Sift the material for lines containing "iDRAC", and return them.

### The input
● ● ●

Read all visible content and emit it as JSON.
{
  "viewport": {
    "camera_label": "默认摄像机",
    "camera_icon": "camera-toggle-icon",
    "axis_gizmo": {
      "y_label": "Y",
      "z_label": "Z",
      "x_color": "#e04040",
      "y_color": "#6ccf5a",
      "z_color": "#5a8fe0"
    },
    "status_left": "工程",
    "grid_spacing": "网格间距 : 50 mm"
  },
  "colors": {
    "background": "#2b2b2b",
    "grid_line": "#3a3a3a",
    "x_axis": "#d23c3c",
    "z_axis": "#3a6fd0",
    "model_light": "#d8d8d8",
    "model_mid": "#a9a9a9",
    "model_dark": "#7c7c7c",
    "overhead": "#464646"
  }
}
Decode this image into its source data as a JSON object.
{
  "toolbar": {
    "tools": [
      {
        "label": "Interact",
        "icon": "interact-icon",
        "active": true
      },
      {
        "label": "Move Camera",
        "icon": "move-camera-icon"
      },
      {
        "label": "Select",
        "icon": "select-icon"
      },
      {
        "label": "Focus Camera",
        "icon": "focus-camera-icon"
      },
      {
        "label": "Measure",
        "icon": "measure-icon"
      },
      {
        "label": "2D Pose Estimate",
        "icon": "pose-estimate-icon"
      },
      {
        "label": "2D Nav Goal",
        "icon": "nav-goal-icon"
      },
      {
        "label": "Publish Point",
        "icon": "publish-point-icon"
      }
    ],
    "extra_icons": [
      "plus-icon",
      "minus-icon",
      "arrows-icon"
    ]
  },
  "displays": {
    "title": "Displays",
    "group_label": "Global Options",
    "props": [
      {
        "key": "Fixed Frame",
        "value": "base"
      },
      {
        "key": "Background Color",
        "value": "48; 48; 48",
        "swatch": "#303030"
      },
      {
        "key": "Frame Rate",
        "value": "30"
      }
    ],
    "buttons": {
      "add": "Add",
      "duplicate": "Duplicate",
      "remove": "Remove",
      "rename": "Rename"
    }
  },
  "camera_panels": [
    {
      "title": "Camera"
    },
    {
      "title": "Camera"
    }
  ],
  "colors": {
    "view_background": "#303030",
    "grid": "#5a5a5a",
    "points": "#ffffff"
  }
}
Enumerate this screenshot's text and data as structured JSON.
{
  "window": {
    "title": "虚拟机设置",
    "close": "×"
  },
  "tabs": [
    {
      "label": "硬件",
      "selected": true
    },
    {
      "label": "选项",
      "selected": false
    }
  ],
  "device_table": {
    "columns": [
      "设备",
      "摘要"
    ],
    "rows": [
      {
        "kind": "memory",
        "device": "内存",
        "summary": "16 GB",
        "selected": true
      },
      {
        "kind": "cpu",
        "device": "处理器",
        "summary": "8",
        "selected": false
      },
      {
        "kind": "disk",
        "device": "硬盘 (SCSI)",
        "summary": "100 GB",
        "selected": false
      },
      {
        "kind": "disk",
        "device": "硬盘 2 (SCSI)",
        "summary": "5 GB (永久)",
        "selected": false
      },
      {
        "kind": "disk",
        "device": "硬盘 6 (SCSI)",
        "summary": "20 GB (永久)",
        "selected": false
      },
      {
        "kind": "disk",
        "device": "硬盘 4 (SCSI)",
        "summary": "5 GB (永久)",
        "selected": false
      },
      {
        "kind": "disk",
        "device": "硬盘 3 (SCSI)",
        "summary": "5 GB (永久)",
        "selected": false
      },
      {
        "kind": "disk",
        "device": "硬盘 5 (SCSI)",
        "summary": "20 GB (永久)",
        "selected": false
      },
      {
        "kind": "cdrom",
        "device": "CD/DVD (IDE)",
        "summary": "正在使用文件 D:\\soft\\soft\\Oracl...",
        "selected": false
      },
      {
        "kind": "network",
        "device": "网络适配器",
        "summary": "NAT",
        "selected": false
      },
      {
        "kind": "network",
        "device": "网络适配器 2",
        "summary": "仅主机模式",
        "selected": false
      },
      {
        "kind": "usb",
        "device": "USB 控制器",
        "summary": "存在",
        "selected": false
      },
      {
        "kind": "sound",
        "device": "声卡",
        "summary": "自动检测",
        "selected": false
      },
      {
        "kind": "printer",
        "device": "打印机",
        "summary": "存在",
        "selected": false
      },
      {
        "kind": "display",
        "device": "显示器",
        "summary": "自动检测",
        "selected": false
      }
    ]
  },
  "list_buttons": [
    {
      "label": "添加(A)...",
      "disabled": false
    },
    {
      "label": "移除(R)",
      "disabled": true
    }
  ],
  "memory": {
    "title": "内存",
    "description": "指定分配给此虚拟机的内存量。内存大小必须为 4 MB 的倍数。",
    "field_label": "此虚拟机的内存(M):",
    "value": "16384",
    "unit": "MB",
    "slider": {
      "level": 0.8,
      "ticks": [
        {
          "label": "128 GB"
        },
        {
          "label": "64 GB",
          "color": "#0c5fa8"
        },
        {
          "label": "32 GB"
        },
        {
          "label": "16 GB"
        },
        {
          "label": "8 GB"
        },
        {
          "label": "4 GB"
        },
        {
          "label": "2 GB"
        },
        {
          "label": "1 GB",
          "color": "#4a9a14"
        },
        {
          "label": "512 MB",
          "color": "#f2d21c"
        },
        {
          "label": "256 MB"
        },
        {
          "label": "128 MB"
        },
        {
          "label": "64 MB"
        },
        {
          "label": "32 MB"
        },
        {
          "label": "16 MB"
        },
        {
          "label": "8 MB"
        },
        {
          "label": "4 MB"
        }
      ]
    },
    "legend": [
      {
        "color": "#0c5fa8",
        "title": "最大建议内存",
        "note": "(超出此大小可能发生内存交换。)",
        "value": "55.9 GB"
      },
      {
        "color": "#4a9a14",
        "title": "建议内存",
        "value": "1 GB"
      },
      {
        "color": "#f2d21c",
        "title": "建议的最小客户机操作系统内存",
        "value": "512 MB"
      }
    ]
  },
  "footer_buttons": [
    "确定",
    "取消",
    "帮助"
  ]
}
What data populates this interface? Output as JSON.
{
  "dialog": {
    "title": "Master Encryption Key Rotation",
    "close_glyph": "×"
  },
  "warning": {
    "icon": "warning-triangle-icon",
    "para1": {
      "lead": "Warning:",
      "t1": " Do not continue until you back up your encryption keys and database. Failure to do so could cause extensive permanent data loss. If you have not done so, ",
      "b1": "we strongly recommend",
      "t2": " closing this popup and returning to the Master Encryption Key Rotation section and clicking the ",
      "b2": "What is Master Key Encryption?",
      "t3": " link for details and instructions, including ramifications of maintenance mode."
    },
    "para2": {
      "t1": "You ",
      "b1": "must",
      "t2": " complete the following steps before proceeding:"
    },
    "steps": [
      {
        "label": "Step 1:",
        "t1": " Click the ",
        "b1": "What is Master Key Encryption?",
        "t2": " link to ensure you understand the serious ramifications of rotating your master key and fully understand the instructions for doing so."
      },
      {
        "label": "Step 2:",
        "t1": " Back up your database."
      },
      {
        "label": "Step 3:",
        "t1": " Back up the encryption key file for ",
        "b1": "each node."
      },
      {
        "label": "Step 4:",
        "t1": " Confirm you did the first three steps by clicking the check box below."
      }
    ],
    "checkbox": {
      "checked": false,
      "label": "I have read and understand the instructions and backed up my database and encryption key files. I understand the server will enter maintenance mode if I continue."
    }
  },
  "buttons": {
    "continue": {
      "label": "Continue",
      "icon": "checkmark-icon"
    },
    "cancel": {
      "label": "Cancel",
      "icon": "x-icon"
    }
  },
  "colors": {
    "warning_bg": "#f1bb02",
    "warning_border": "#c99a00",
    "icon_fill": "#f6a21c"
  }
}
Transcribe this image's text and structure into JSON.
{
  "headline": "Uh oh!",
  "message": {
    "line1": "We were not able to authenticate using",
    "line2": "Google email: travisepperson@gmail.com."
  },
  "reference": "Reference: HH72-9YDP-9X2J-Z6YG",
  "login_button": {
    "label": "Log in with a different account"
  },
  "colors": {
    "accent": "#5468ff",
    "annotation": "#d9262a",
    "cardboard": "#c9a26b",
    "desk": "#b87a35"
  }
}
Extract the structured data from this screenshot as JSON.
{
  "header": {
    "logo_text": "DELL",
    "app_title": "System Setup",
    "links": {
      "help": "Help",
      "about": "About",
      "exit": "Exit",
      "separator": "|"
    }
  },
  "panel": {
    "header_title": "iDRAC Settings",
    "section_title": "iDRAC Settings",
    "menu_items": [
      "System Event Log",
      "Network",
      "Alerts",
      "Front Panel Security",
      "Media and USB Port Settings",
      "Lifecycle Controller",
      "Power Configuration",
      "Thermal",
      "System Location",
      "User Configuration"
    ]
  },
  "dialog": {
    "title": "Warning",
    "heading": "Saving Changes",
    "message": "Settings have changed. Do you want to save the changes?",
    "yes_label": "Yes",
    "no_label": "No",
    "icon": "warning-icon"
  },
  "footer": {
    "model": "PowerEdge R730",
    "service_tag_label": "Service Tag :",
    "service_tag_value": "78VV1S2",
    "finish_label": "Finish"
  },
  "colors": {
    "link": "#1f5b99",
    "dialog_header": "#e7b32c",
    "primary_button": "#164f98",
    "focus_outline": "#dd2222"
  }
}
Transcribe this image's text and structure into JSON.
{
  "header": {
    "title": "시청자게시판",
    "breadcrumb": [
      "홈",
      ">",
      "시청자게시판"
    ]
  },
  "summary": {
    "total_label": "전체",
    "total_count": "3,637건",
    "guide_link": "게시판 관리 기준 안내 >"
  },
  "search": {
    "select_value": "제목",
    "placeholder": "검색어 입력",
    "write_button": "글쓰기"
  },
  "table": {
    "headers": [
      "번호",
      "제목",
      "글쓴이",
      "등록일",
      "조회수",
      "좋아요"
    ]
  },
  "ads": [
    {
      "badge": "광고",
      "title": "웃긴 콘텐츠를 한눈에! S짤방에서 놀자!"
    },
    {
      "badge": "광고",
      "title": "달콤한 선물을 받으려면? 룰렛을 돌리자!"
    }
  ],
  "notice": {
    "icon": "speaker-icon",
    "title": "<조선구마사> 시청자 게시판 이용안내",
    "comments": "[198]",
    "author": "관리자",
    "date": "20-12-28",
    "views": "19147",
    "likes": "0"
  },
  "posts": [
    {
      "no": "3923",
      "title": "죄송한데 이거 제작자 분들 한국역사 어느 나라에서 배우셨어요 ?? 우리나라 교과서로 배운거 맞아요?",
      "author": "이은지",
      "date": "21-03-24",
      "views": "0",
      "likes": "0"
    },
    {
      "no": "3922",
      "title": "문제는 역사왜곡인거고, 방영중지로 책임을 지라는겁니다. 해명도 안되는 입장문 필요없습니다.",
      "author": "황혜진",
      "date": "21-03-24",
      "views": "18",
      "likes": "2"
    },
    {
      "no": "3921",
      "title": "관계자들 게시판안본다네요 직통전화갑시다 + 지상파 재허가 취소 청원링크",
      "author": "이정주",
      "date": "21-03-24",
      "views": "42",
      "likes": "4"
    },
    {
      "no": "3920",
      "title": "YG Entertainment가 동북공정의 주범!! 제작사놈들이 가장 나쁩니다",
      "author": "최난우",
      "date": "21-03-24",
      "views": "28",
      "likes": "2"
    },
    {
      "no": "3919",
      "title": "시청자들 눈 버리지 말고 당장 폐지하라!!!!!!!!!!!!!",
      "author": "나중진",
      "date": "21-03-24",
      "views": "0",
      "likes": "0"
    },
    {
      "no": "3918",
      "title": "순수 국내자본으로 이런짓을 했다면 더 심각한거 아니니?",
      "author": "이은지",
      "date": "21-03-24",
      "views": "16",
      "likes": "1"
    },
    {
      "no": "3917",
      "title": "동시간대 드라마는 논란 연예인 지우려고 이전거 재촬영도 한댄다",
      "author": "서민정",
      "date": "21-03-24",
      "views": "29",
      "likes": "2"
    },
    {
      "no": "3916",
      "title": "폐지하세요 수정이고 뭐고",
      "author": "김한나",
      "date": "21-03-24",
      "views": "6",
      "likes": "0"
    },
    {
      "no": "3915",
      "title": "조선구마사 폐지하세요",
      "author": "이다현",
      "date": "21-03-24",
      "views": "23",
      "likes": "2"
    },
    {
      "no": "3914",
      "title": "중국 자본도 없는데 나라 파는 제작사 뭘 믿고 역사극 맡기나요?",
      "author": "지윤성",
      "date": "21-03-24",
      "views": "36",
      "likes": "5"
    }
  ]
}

● ● ●

### Output for this task
    "header_title": "iDRAC Settings",
    "section_title": "iDRAC Settings",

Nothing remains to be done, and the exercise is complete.